Extract and list every line that contains the word "Negative".

______

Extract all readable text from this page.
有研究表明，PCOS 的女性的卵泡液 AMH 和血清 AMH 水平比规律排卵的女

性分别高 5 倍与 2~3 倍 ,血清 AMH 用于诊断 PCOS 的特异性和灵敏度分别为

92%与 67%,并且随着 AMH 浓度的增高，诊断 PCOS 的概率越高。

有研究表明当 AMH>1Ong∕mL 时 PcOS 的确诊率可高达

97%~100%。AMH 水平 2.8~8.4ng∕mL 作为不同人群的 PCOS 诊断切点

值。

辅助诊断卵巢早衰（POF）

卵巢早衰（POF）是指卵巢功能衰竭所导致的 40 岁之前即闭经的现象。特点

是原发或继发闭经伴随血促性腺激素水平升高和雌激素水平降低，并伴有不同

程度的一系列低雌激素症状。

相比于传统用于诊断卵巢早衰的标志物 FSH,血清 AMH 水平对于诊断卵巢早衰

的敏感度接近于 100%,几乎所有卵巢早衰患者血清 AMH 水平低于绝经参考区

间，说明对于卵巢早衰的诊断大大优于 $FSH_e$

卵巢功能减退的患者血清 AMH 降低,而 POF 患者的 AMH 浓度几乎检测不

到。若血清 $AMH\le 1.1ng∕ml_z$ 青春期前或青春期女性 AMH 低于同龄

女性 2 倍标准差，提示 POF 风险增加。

______

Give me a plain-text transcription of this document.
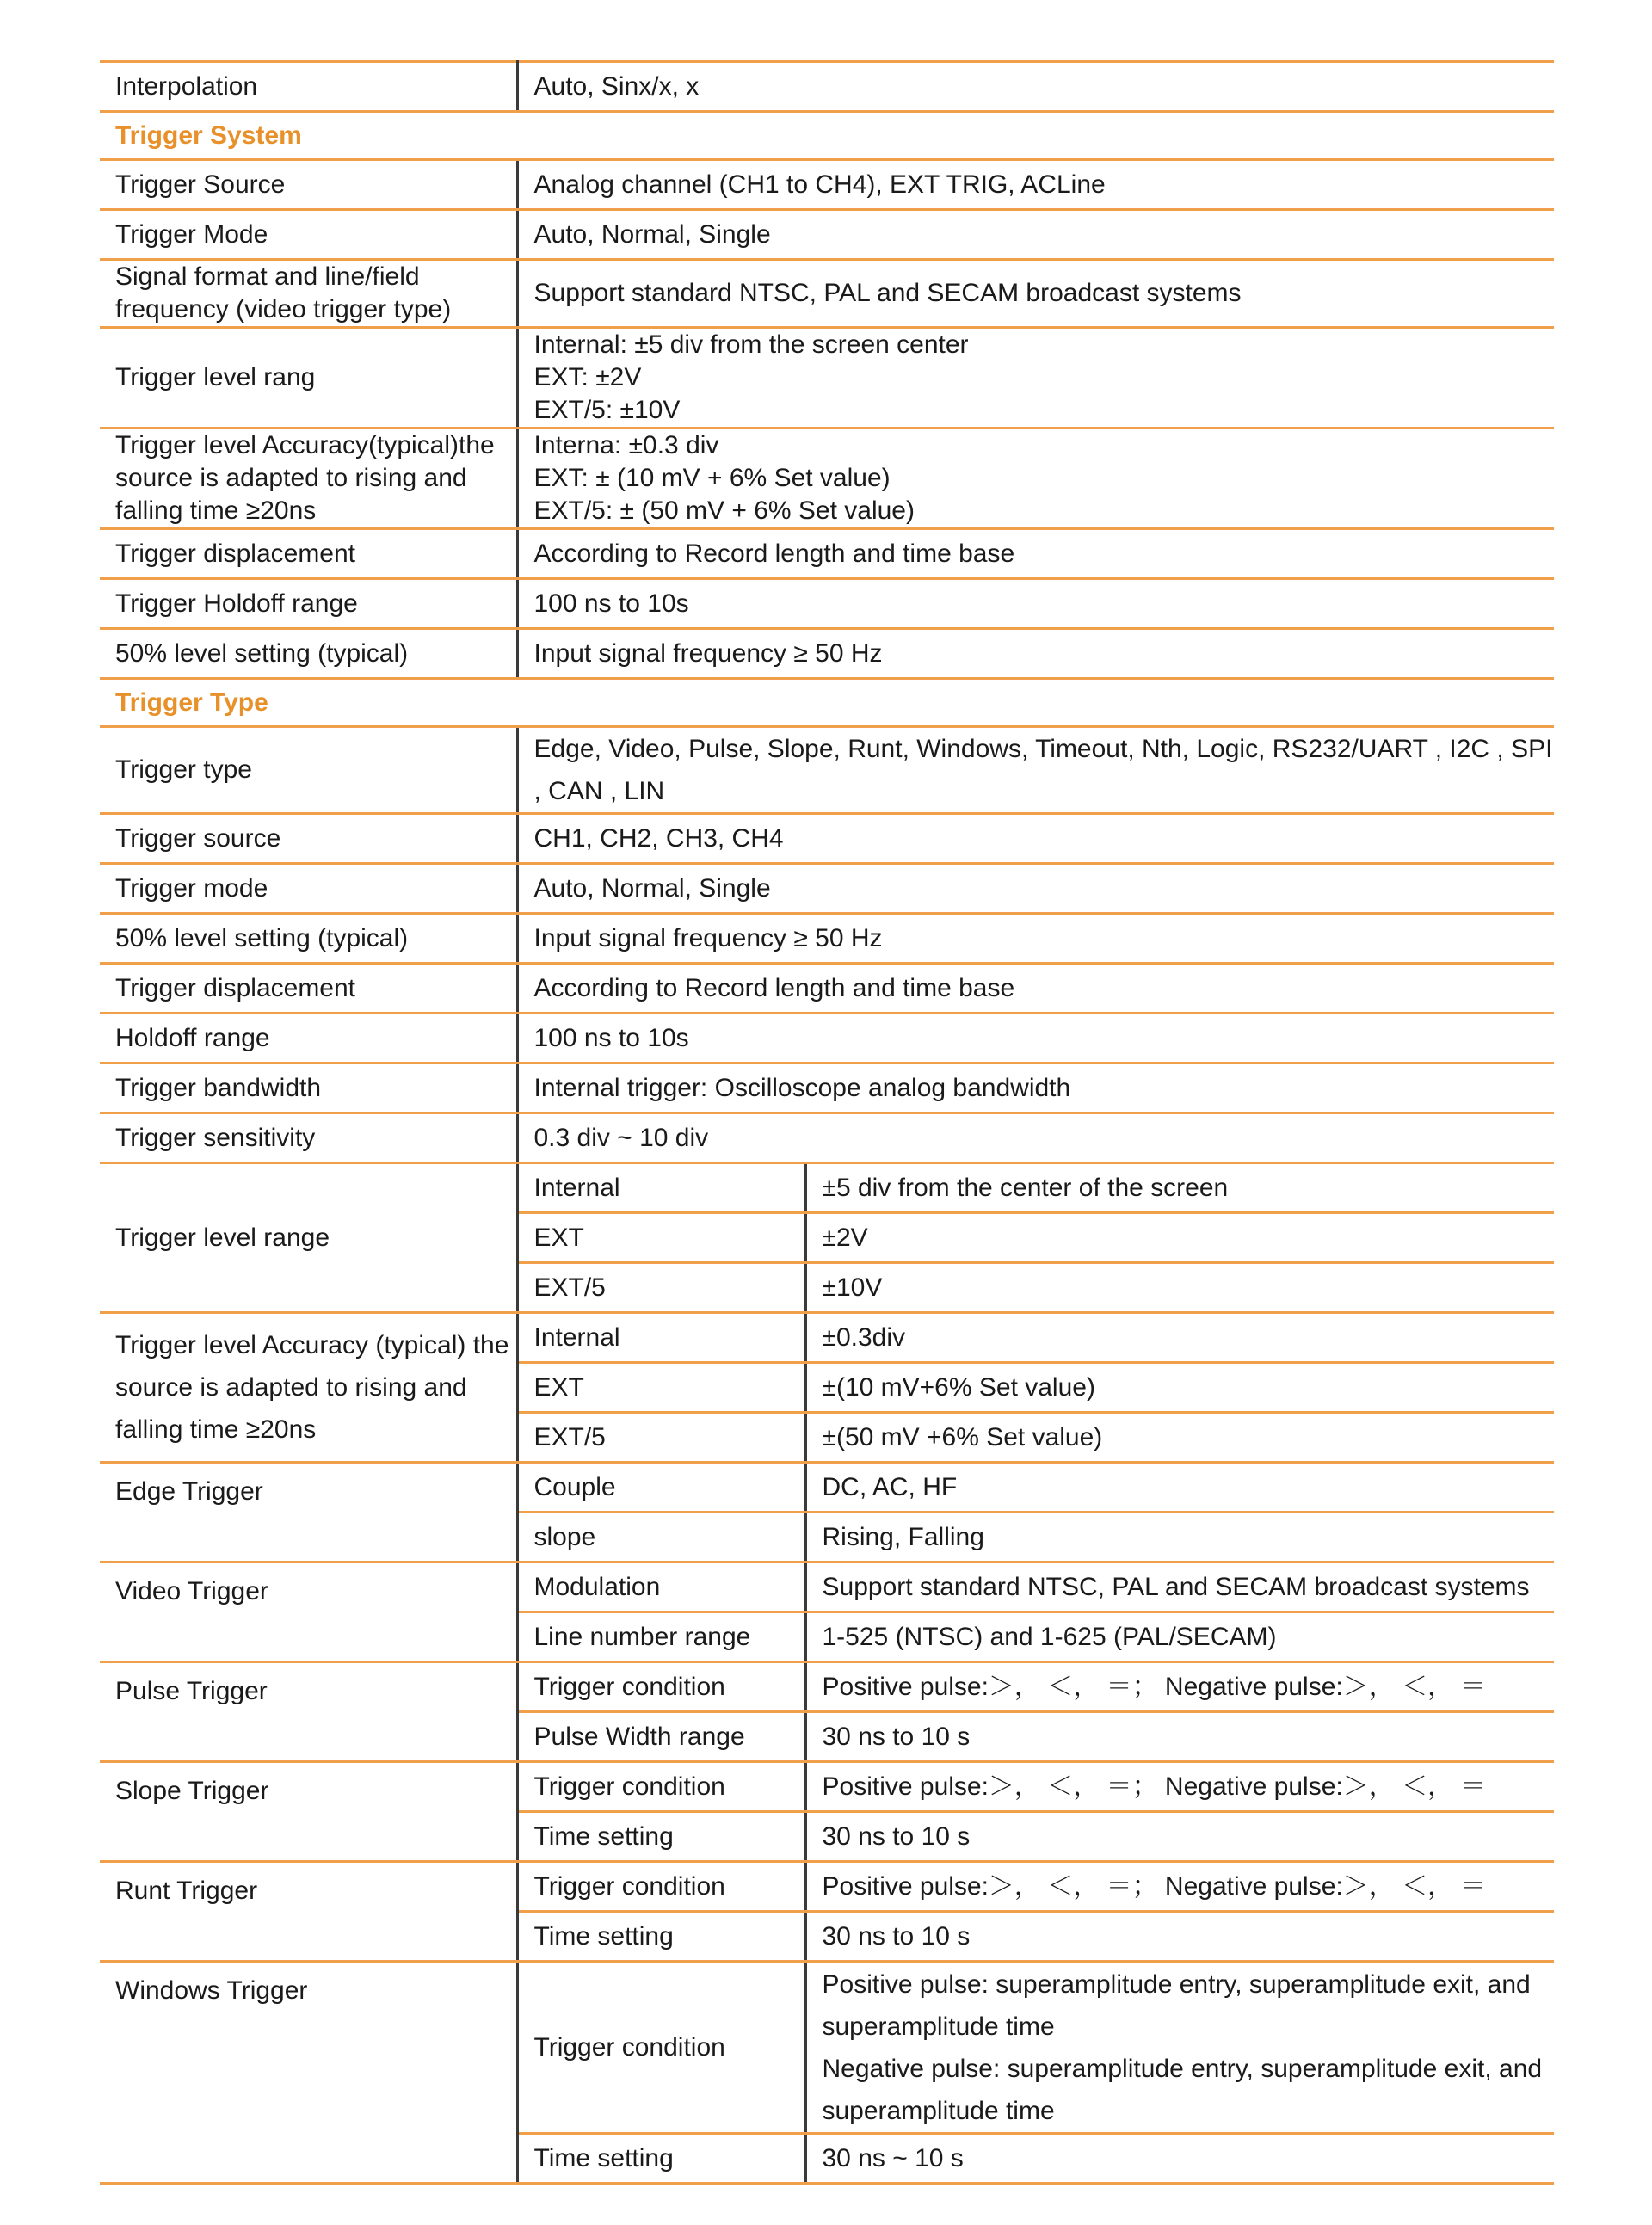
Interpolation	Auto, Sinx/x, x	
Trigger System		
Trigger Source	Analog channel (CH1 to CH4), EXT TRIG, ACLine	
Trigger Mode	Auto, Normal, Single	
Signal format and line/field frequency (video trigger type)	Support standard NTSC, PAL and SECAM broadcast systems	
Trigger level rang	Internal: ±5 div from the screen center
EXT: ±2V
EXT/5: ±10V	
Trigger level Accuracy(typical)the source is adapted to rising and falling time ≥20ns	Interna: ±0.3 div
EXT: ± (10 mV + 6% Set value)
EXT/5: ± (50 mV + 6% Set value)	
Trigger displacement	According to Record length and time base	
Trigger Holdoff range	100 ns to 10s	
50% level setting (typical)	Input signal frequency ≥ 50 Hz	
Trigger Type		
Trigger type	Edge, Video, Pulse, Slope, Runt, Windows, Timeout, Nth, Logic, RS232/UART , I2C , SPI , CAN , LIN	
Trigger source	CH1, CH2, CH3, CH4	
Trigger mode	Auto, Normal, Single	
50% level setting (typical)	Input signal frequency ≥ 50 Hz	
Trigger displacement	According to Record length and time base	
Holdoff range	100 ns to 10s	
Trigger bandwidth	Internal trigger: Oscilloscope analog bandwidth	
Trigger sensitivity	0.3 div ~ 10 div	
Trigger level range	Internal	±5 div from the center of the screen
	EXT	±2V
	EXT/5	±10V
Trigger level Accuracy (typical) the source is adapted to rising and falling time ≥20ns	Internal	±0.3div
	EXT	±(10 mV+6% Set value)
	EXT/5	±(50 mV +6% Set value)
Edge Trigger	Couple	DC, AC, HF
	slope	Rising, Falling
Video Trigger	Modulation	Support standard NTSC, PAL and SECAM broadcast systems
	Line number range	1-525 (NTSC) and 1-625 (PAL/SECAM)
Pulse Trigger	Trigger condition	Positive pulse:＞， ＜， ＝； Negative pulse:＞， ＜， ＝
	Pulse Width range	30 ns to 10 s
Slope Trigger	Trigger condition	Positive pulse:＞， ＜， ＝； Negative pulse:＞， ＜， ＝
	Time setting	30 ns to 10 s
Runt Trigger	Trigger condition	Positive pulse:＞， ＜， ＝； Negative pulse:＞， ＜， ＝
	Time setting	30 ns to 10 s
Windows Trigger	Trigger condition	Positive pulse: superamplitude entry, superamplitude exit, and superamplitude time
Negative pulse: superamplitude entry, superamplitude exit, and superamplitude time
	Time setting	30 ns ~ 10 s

______

▶ TASK OUTPUT:
Pulse Trigger	Trigger condition	Positive pulse:＞， ＜， ＝； Negative pulse:＞， ＜， ＝
Slope Trigger	Trigger condition	Positive pulse:＞， ＜， ＝； Negative pulse:＞， ＜， ＝
Runt Trigger	Trigger condition	Positive pulse:＞， ＜， ＝； Negative pulse:＞， ＜， ＝
Negative pulse: superamplitude entry, superamplitude exit, and superamplitude time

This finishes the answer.